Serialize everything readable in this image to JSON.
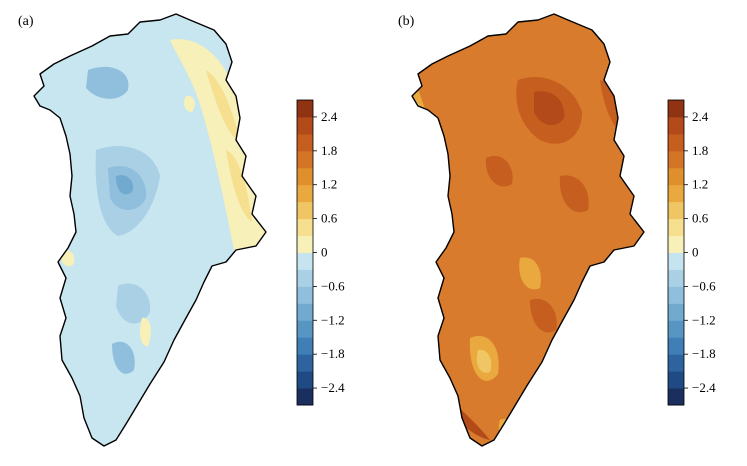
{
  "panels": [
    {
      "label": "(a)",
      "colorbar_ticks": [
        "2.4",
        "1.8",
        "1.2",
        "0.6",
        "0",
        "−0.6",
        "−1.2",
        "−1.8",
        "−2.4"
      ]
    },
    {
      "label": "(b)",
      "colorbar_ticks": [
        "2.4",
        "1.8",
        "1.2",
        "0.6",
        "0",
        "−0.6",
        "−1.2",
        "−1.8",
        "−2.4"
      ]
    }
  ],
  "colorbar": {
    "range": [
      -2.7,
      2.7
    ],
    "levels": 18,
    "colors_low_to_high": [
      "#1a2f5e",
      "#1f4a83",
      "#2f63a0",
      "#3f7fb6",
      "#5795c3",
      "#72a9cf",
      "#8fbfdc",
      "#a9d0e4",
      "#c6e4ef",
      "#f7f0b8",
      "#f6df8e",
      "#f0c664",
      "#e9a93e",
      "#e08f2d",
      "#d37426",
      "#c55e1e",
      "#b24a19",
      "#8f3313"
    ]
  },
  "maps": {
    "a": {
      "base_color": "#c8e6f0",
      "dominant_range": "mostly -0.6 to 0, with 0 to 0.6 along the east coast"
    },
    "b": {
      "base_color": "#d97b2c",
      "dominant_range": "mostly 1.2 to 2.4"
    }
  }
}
───
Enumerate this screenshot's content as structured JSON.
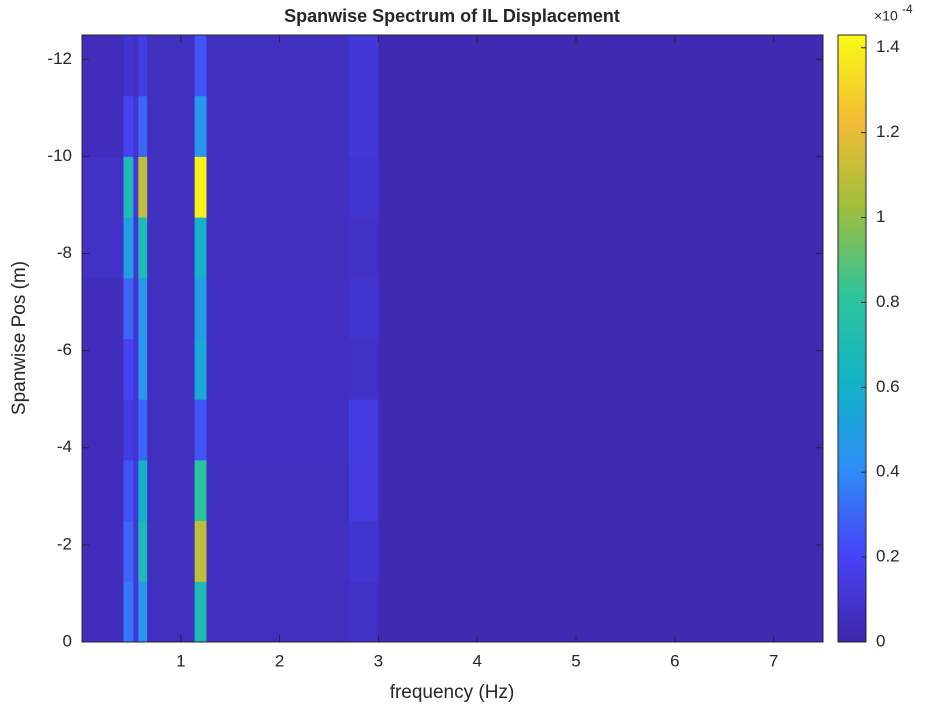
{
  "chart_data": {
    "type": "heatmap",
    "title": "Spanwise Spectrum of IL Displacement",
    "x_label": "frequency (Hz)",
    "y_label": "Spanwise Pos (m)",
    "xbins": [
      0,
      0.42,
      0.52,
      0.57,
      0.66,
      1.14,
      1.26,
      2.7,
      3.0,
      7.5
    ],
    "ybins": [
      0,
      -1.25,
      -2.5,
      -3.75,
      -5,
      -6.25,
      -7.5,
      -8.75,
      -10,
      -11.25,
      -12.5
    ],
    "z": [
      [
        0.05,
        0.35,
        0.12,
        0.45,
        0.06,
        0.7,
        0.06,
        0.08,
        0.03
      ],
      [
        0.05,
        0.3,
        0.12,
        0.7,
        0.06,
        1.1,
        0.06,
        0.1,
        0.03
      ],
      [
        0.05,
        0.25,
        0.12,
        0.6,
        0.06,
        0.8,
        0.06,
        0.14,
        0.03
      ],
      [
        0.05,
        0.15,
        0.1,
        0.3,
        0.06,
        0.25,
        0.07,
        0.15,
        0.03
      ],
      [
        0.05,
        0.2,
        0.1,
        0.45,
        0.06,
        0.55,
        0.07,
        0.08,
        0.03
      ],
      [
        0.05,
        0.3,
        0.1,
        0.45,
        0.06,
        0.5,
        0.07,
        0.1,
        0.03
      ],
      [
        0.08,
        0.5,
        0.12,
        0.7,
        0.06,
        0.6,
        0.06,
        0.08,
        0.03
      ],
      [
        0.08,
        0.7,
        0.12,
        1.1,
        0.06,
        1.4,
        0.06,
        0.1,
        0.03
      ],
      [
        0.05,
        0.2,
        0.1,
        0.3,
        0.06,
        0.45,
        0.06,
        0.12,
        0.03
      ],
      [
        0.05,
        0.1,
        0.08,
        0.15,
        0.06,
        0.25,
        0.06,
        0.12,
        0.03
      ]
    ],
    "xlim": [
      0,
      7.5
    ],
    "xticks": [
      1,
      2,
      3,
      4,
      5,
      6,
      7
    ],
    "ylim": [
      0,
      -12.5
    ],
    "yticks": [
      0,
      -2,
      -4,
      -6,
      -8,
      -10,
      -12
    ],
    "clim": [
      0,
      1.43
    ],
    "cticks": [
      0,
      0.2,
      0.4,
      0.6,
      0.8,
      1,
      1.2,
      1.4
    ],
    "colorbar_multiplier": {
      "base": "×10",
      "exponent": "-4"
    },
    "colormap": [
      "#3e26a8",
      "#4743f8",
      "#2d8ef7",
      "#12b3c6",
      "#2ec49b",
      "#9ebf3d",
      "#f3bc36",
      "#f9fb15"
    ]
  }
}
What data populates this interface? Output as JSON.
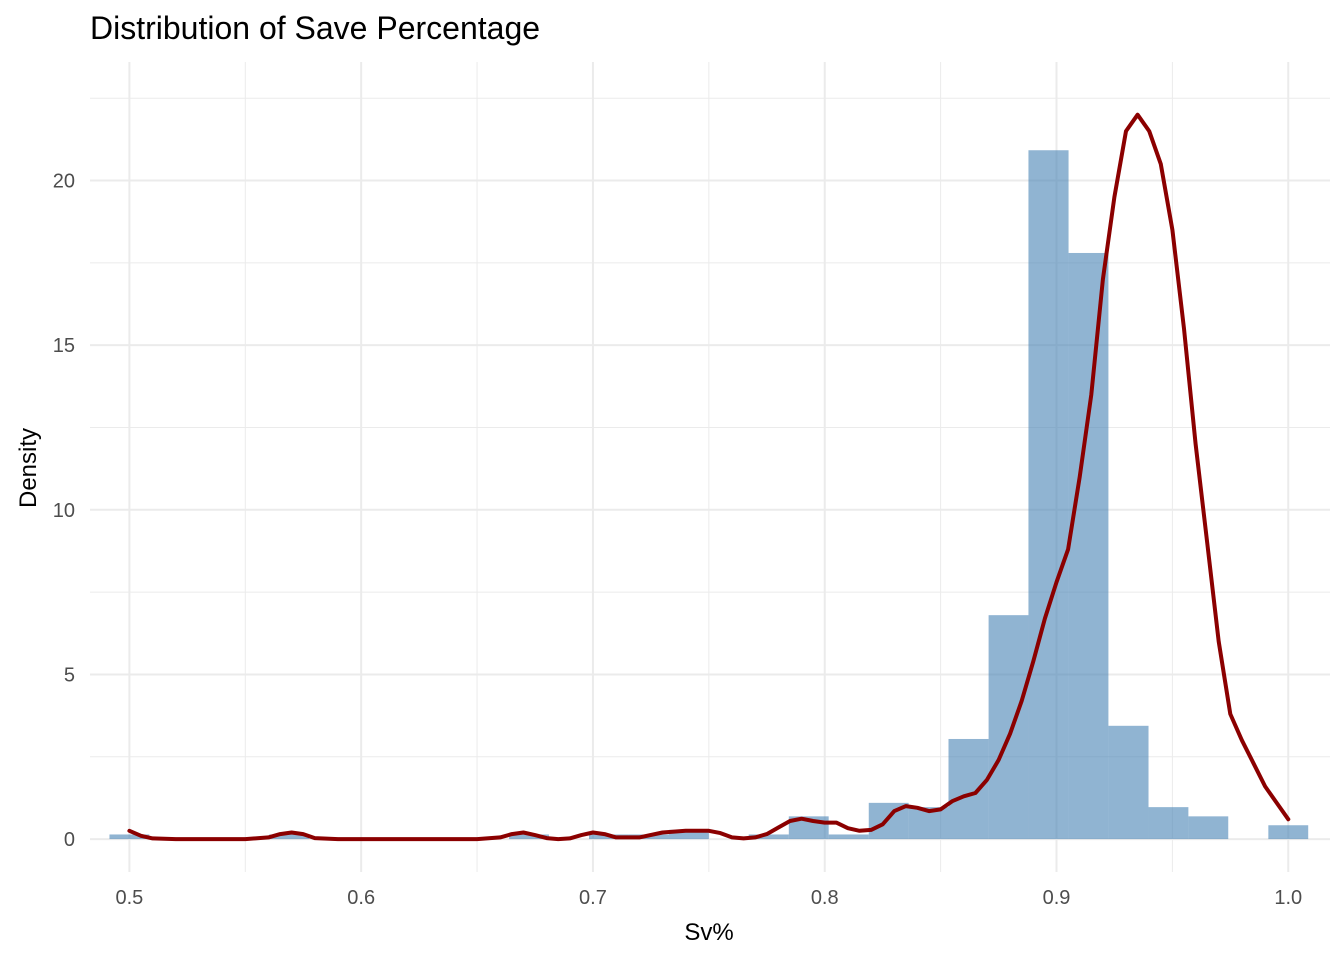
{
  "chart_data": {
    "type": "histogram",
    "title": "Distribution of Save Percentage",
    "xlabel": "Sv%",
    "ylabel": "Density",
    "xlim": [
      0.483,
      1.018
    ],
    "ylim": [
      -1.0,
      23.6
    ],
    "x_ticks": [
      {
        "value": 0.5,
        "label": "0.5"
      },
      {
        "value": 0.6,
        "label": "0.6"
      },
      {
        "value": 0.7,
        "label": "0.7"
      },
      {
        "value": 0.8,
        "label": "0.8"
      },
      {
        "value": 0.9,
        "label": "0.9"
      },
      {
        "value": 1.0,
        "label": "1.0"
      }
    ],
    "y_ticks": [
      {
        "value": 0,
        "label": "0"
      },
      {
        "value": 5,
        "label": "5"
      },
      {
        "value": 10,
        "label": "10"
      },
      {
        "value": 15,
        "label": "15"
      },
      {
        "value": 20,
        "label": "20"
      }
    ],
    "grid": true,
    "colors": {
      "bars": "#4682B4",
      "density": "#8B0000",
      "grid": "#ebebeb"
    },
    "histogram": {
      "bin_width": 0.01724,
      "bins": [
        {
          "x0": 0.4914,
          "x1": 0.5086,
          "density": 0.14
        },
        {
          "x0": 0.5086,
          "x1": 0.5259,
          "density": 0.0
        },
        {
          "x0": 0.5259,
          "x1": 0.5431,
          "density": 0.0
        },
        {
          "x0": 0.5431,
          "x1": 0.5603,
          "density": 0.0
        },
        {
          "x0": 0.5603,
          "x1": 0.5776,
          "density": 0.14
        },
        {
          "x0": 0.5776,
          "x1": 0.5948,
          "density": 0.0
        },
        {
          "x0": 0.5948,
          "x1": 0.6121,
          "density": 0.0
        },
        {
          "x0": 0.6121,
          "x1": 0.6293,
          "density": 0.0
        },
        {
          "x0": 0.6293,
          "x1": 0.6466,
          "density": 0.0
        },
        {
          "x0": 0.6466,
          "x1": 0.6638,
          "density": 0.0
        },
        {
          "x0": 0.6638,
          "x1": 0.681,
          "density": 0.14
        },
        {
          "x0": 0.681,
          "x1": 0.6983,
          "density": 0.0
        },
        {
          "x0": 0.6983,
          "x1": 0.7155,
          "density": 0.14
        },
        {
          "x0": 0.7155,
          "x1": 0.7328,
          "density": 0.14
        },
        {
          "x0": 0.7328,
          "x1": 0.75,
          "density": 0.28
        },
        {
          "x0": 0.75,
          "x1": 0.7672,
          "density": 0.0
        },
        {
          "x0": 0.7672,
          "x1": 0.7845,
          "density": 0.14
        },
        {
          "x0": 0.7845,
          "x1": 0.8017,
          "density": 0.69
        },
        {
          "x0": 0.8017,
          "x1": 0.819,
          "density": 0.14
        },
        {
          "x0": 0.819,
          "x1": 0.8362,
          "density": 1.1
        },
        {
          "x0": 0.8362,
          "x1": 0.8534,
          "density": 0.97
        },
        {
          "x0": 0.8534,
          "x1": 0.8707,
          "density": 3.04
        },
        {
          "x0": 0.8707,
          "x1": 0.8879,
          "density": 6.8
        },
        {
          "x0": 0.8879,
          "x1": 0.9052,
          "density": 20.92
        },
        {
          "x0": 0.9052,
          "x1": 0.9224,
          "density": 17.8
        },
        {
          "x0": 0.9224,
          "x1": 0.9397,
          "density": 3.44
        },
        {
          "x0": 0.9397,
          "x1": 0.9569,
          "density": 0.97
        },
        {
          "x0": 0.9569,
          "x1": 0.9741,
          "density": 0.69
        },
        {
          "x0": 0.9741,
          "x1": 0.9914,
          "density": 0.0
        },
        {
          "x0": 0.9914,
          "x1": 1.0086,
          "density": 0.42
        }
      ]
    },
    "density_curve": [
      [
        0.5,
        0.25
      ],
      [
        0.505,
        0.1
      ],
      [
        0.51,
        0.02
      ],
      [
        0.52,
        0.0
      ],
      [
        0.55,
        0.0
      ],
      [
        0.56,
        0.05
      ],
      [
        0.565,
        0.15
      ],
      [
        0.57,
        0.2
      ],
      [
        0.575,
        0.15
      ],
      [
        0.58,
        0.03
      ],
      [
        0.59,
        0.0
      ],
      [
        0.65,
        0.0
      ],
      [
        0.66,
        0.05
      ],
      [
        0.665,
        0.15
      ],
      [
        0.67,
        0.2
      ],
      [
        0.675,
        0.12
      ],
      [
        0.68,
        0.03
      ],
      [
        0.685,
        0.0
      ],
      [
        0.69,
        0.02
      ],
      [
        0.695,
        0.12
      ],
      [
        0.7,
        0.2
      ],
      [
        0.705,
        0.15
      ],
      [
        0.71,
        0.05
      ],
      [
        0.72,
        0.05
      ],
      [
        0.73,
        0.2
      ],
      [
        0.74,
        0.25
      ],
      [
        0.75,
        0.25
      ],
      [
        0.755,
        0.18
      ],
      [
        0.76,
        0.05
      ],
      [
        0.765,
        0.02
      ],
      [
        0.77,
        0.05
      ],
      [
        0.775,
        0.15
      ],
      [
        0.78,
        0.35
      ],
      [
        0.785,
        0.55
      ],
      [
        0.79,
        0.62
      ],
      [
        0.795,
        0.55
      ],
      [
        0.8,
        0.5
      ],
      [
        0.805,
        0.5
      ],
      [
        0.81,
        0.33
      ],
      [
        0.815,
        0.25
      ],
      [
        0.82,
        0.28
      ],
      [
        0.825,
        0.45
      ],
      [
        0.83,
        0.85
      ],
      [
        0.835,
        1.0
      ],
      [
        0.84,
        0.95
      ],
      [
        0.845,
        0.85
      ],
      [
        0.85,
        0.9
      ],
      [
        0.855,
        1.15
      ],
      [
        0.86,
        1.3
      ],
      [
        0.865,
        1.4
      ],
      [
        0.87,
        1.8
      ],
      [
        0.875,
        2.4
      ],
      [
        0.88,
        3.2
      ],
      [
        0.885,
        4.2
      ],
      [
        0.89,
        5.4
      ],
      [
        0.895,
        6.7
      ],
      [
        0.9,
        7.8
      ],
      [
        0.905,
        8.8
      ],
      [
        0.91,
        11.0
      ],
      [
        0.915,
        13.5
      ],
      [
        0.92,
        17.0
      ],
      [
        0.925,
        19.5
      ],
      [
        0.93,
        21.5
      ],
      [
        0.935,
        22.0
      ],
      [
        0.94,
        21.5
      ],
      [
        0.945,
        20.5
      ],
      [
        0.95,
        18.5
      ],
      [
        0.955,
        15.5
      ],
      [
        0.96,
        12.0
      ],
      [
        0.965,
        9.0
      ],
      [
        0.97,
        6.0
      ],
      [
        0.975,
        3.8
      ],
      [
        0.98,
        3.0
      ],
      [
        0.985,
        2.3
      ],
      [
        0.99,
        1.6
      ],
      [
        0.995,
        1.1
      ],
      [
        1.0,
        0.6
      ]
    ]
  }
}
───
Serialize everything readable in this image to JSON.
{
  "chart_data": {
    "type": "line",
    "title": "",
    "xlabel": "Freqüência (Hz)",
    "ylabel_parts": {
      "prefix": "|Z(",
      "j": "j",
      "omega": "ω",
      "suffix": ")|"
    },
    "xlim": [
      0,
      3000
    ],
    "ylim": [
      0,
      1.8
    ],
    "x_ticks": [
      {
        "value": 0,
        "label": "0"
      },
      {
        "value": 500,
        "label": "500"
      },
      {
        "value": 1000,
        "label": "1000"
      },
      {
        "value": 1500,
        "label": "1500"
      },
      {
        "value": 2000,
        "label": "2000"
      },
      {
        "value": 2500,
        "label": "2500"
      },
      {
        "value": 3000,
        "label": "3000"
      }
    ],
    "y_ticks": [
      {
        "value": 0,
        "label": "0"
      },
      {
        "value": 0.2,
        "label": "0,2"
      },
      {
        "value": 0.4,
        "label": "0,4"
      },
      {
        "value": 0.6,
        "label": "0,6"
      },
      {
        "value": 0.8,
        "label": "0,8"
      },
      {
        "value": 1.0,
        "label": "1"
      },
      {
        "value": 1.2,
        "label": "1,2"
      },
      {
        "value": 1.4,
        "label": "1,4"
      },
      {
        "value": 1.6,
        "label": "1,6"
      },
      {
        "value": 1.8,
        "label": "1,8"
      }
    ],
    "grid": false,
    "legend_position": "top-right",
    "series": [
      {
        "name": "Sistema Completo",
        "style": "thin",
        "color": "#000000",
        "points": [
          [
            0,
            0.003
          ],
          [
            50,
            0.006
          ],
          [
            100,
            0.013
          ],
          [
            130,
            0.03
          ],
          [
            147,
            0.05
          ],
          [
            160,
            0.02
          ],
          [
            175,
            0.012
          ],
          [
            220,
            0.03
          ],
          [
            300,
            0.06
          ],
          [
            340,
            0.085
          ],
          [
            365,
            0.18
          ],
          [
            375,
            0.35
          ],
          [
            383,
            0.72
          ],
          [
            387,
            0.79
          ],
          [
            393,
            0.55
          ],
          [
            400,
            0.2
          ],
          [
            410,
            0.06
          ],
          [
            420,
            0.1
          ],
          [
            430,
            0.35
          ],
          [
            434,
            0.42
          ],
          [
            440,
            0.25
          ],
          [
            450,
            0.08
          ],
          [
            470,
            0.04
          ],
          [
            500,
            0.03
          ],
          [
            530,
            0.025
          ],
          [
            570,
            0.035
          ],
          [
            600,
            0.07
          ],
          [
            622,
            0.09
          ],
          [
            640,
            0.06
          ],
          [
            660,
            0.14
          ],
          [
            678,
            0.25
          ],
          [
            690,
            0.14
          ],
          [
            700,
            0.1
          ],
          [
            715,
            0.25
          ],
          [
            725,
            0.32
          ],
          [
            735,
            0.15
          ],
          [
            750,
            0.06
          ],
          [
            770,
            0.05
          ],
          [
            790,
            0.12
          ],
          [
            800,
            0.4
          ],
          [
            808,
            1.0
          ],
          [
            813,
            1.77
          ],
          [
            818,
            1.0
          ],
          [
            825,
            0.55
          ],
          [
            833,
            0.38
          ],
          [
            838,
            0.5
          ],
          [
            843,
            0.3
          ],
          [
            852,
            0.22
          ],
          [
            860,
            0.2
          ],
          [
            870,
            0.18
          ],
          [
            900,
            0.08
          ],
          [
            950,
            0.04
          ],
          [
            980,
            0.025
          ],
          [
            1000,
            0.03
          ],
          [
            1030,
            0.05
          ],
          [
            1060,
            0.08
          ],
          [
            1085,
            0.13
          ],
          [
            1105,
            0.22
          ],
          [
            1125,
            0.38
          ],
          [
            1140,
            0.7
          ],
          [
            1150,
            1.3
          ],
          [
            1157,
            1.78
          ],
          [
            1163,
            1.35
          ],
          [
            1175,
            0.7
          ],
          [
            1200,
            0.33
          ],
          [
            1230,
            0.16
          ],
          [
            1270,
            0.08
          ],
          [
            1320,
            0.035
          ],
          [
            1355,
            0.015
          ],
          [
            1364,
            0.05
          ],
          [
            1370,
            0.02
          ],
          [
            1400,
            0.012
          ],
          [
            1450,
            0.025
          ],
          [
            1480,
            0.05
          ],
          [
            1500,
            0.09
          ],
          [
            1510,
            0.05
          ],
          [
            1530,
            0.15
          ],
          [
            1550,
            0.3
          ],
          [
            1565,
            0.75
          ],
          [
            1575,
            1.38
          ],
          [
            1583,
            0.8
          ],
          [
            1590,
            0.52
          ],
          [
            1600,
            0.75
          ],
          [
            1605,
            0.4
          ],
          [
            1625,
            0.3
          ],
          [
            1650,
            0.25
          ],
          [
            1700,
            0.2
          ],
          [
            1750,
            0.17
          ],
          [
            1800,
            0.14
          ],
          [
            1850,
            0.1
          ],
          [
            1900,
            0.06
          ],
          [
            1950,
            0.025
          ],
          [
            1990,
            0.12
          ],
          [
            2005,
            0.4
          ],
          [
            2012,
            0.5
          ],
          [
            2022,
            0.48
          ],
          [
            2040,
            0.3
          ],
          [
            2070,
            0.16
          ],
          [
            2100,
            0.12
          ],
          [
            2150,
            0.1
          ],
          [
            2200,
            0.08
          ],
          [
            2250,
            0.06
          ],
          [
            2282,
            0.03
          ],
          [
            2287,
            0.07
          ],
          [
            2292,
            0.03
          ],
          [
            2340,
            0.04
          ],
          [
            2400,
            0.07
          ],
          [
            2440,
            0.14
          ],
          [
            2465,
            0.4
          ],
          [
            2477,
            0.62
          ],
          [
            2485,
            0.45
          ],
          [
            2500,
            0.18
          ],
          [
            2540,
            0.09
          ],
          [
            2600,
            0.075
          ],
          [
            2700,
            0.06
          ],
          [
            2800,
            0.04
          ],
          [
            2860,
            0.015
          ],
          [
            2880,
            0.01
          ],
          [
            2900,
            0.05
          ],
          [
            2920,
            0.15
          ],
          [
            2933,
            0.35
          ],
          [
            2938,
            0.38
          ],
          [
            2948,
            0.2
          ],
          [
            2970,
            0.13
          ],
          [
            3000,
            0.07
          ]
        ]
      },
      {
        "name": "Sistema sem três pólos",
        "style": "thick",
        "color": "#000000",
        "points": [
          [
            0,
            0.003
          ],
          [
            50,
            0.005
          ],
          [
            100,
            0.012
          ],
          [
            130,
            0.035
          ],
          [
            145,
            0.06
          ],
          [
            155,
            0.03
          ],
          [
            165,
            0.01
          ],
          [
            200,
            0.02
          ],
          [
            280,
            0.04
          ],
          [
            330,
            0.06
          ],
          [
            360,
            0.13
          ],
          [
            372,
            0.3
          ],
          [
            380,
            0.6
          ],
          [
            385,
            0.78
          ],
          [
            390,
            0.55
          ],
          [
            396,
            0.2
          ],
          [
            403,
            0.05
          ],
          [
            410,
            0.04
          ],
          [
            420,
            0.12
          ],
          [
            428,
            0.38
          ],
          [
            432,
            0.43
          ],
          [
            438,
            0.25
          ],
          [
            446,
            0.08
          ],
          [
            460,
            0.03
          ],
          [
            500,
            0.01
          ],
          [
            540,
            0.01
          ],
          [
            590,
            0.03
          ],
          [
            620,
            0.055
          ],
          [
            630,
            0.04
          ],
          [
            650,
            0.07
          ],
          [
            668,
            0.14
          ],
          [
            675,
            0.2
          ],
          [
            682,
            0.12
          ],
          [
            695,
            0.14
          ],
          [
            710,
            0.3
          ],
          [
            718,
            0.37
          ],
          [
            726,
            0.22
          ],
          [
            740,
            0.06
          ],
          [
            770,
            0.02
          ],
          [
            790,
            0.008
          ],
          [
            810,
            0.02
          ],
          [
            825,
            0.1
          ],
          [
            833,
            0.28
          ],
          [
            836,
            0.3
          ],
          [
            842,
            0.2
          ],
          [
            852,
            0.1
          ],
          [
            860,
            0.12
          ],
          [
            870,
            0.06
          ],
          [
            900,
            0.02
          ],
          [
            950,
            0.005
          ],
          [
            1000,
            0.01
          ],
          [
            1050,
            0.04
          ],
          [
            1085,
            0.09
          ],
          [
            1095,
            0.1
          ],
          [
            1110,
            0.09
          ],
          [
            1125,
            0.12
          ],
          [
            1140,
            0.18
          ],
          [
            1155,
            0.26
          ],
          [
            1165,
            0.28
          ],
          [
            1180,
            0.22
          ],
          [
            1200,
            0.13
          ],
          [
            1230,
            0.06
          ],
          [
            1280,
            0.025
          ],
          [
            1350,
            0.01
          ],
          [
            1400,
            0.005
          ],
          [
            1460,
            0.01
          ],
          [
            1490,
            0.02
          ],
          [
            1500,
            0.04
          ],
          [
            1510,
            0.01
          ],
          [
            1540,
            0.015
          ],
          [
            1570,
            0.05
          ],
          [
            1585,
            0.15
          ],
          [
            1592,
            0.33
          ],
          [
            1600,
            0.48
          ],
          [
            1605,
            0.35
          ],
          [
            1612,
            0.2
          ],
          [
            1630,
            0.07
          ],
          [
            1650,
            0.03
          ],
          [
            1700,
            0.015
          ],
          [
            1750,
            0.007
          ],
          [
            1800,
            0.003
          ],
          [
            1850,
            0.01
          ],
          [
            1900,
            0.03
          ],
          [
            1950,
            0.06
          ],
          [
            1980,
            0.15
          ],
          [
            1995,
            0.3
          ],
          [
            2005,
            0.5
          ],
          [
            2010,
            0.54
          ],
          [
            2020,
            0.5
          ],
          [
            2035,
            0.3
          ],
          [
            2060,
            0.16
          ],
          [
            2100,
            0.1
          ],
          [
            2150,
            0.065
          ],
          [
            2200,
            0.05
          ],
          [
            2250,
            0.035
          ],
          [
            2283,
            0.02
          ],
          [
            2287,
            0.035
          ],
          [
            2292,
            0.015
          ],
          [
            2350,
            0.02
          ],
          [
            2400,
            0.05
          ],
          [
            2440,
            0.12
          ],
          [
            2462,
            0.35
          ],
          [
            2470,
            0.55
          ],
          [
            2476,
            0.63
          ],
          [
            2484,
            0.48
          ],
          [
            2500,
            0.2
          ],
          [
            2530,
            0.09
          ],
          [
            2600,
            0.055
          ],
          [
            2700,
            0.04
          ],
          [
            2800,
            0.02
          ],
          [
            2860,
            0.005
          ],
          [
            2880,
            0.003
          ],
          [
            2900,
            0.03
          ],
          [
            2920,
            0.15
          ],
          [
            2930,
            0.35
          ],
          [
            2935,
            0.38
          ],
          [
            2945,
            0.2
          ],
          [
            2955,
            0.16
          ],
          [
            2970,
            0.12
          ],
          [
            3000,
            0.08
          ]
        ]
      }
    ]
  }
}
───
Pick out every line above that holds the word "this" and copy it.

• Exercise response
Serialize everything readable in this image to JSON.
Enumerate this screenshot's content as structured JSON.
What data populates this interface? Output as JSON.
Serialize everything readable in this image to JSON.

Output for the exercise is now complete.